Which lines in the records below contain the word "delete"? Copy each one out.

-- Data supplied start --

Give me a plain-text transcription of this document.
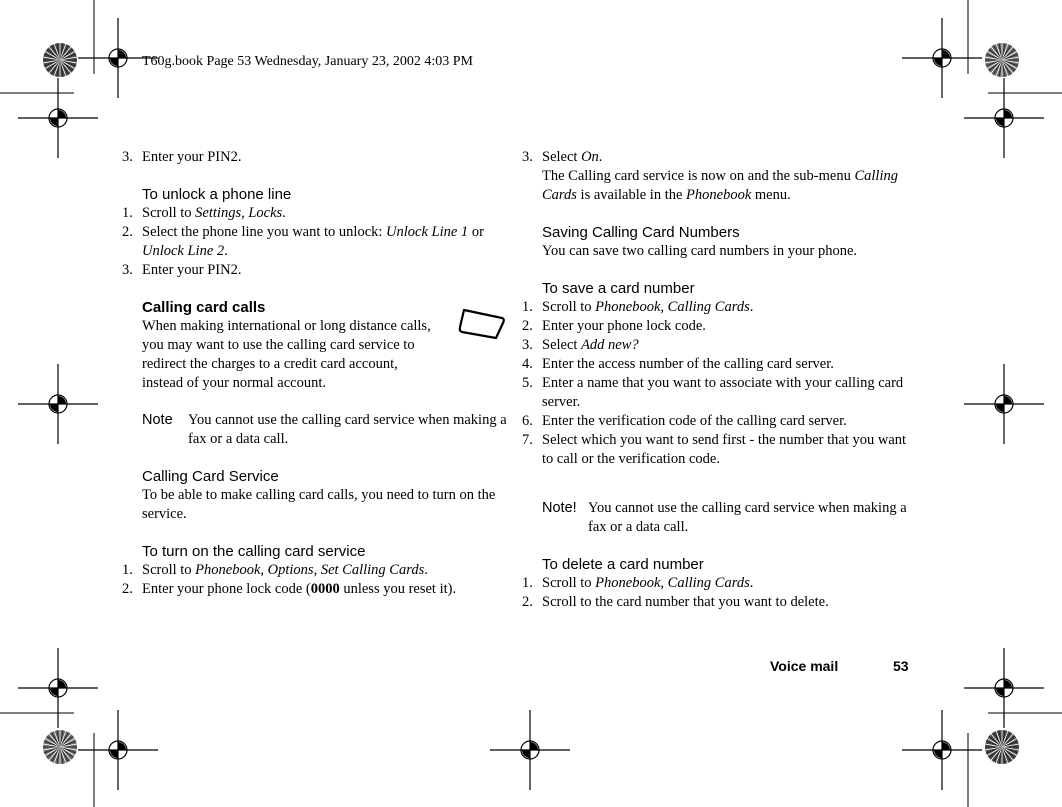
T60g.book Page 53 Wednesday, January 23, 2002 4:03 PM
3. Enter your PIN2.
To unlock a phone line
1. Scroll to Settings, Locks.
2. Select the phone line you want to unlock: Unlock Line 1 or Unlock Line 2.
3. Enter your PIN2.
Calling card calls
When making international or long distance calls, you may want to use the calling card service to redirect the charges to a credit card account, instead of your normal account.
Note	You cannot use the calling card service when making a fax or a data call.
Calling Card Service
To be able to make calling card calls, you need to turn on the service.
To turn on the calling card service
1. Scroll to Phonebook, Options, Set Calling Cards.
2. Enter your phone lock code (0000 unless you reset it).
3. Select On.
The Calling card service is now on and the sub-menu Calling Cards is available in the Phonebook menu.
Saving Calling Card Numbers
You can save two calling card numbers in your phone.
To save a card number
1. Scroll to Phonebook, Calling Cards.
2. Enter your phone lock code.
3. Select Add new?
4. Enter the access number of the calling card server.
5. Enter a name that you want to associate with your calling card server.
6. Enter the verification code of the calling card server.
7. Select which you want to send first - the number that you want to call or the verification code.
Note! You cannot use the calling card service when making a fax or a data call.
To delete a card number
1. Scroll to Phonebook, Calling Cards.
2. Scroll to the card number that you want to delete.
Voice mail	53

-- Data supplied end --

**Written solution**
To delete a card number
2. Scroll to the card number that you want to delete.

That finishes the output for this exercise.